* start Task inputs *

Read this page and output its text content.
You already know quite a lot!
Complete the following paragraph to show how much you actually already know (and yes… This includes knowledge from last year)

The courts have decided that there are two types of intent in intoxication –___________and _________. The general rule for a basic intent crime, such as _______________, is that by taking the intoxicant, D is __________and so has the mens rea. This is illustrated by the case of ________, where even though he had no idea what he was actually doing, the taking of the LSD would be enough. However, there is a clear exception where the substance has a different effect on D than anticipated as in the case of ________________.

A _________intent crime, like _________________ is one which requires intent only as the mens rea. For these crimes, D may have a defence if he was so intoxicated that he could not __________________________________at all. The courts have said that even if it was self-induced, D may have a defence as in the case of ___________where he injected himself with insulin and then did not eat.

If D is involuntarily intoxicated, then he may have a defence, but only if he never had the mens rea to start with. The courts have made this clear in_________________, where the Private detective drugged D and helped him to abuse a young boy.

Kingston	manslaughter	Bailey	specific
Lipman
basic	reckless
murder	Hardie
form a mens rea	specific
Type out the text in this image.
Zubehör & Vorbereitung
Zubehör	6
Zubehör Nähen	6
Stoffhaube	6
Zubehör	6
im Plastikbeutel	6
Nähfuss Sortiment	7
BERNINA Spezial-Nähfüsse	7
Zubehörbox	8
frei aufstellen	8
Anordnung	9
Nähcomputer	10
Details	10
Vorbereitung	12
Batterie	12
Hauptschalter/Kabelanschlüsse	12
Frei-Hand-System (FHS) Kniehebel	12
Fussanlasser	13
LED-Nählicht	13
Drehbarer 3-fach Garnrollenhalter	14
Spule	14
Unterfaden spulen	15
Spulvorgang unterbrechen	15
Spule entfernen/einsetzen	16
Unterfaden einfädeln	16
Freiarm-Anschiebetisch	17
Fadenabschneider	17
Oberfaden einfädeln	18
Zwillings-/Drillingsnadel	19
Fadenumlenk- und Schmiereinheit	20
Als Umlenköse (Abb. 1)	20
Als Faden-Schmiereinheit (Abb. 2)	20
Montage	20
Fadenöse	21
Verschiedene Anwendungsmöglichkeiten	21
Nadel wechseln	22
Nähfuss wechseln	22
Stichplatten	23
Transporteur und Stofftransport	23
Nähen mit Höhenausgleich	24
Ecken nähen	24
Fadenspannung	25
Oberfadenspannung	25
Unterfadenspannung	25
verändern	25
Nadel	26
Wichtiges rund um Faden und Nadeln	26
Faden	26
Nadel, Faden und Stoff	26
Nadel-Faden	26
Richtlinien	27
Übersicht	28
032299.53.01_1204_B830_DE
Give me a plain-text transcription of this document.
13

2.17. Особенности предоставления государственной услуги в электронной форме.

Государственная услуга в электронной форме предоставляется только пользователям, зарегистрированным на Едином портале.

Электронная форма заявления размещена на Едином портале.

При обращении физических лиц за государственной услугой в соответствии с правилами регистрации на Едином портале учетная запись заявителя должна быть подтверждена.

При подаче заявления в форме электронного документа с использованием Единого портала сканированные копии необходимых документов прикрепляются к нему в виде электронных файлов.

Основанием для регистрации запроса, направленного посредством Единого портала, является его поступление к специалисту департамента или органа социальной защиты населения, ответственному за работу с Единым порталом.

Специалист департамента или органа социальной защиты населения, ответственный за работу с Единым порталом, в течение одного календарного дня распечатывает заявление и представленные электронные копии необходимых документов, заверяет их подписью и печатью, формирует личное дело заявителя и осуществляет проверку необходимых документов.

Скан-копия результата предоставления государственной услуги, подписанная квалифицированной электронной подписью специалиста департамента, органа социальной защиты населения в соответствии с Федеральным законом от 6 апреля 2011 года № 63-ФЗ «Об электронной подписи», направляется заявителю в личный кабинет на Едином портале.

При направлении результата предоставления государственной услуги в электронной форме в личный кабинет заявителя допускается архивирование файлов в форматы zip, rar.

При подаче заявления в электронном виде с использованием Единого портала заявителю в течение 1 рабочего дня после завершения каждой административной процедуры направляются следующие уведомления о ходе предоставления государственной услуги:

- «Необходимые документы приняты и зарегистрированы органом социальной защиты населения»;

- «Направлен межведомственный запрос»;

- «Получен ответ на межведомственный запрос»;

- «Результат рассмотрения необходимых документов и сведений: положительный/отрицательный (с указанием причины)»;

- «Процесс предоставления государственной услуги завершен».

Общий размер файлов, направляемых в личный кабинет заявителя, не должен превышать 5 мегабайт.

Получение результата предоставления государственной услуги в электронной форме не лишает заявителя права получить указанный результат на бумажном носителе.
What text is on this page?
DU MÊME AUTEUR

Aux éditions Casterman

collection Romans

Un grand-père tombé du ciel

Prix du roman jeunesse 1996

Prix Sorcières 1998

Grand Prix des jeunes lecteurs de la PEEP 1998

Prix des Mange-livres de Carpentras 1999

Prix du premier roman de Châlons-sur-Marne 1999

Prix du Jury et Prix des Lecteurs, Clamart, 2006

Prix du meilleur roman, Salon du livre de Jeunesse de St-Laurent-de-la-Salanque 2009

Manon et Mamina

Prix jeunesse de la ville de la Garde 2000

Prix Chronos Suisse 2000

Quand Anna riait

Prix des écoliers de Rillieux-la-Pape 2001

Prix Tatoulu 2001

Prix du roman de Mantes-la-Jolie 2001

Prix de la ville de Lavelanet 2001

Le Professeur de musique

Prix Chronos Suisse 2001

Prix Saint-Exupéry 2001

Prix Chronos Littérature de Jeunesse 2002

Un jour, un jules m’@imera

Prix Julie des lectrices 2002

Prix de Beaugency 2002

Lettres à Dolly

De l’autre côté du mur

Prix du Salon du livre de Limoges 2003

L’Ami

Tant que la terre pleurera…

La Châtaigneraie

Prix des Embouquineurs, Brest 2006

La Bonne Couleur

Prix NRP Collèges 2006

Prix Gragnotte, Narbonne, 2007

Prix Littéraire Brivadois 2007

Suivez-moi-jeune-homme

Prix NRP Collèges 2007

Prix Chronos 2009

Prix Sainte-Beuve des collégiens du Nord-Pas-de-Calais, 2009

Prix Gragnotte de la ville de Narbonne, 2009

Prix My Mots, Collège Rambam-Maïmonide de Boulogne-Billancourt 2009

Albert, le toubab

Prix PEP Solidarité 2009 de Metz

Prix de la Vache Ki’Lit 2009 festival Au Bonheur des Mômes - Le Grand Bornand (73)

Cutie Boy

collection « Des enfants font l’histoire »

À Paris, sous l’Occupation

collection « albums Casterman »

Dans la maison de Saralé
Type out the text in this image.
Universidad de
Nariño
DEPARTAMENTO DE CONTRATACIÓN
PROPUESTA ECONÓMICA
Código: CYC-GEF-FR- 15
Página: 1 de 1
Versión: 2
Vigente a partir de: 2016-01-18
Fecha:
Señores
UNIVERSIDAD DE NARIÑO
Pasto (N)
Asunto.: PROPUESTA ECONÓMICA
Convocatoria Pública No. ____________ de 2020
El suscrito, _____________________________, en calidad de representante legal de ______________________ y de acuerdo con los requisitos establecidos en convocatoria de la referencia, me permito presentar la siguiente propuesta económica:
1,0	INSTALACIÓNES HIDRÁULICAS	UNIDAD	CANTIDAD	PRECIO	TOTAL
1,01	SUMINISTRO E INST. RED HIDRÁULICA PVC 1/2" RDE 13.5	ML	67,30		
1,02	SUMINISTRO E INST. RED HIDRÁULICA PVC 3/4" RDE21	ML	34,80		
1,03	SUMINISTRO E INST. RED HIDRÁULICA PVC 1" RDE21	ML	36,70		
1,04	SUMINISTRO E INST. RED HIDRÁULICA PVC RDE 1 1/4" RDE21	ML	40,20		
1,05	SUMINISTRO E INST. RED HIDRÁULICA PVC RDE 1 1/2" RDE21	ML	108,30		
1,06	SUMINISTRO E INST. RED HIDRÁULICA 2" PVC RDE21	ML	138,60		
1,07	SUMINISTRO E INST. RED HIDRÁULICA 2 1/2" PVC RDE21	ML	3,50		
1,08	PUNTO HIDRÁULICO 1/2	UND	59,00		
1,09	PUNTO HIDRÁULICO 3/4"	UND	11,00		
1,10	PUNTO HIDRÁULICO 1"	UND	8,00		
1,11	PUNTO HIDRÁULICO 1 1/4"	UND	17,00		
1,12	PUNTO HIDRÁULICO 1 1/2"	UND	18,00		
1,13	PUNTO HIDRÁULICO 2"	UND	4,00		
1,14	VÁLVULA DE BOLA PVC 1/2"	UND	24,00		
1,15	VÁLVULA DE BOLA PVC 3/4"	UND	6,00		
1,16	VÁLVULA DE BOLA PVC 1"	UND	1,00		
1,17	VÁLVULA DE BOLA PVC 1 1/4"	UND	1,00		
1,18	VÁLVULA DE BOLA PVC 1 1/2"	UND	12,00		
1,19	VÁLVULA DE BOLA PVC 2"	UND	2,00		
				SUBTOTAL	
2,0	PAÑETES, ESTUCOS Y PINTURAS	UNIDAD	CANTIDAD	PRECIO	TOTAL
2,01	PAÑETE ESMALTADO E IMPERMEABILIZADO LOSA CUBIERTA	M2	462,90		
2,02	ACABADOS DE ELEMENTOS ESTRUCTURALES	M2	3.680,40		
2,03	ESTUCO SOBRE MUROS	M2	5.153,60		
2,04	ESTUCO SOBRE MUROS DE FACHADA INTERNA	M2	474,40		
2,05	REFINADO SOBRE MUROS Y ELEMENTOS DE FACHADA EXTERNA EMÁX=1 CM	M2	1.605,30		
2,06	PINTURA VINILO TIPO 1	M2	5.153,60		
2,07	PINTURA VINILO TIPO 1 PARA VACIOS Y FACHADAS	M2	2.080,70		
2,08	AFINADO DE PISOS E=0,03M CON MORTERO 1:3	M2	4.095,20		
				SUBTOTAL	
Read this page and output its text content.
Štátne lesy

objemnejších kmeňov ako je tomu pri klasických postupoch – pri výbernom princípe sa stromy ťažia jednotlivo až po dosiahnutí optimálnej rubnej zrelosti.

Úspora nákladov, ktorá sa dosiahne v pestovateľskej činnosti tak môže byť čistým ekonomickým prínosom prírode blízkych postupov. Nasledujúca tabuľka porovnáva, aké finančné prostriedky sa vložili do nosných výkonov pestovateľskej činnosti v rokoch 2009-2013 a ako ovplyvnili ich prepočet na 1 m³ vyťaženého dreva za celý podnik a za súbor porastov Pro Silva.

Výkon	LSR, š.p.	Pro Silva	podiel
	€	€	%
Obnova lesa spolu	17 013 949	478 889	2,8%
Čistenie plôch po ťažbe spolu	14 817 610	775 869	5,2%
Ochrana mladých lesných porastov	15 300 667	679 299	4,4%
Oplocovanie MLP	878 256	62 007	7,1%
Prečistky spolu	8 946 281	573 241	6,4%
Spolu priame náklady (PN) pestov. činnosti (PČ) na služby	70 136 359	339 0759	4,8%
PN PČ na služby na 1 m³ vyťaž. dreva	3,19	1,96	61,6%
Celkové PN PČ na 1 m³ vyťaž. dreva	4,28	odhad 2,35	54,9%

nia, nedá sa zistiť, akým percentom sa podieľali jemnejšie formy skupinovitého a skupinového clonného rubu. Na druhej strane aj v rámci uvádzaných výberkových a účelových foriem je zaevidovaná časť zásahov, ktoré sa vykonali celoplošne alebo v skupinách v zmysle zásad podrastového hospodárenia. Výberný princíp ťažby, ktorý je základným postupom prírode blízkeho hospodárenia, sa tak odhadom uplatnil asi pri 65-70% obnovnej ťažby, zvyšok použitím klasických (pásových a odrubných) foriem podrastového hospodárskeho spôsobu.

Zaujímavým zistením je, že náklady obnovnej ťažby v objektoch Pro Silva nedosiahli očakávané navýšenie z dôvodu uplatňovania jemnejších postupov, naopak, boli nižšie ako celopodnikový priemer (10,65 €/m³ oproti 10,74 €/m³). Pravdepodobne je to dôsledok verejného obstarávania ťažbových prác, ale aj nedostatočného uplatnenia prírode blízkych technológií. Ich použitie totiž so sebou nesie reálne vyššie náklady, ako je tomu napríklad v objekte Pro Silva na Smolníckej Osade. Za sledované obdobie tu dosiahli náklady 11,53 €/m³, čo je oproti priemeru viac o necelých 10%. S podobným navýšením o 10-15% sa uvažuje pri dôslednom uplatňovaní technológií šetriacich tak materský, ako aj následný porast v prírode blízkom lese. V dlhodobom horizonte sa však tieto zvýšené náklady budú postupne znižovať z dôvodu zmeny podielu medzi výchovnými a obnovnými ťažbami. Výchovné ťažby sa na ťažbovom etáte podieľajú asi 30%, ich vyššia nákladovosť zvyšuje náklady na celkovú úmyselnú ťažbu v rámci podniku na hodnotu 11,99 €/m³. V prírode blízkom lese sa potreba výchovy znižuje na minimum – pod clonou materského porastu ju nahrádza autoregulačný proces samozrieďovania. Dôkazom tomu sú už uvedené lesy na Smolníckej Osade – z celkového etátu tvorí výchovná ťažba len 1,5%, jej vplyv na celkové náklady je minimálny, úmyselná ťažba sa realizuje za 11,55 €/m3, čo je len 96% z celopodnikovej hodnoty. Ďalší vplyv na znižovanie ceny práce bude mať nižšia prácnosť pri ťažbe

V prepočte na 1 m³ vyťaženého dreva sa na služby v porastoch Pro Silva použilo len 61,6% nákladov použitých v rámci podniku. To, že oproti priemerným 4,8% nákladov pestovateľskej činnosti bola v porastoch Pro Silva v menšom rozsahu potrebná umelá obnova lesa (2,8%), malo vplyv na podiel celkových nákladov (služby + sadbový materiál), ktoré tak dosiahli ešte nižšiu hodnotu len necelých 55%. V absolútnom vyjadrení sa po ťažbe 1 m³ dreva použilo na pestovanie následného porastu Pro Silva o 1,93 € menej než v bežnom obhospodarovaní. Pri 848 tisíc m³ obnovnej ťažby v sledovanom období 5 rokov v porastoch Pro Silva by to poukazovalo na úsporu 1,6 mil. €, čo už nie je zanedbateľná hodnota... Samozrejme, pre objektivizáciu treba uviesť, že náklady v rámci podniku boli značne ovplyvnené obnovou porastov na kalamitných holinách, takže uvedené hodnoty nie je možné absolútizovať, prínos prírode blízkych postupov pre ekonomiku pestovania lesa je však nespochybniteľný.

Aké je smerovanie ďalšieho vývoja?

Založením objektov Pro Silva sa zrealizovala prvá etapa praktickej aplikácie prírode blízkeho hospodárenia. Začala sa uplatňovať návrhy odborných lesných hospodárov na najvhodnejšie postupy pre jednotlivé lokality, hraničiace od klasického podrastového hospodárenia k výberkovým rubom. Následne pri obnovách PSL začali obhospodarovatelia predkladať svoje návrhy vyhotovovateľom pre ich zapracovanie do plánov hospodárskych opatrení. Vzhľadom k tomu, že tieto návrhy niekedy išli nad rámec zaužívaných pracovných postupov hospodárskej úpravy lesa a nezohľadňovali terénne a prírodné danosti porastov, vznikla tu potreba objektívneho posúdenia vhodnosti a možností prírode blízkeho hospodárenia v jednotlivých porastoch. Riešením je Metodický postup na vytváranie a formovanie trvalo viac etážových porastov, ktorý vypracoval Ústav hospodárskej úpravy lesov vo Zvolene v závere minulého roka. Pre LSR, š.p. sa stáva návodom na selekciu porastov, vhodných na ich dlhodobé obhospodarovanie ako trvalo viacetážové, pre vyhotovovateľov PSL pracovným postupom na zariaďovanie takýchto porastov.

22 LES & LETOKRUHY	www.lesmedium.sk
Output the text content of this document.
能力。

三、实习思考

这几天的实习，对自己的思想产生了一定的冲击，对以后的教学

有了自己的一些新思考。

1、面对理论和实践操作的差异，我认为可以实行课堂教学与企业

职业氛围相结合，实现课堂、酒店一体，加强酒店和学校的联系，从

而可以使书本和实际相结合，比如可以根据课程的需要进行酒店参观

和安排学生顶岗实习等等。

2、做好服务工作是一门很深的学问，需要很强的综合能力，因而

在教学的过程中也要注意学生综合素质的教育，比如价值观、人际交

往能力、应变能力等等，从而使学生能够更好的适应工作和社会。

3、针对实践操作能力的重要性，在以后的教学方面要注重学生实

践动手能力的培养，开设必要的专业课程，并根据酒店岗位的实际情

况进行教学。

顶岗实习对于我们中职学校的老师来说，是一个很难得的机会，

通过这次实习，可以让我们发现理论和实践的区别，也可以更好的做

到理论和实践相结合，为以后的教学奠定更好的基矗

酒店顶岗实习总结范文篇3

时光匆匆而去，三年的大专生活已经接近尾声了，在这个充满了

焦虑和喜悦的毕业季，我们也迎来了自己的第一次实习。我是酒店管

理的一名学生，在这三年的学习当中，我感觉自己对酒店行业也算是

* end Task inputs *

In the entries above, find each line with the string "PRECIO" and copy it.

Result for this exercise
1,0	INSTALACIÓNES HIDRÁULICAS	UNIDAD	CANTIDAD	PRECIO	TOTAL
2,0	PAÑETES, ESTUCOS Y PINTURAS	UNIDAD	CANTIDAD	PRECIO	TOTAL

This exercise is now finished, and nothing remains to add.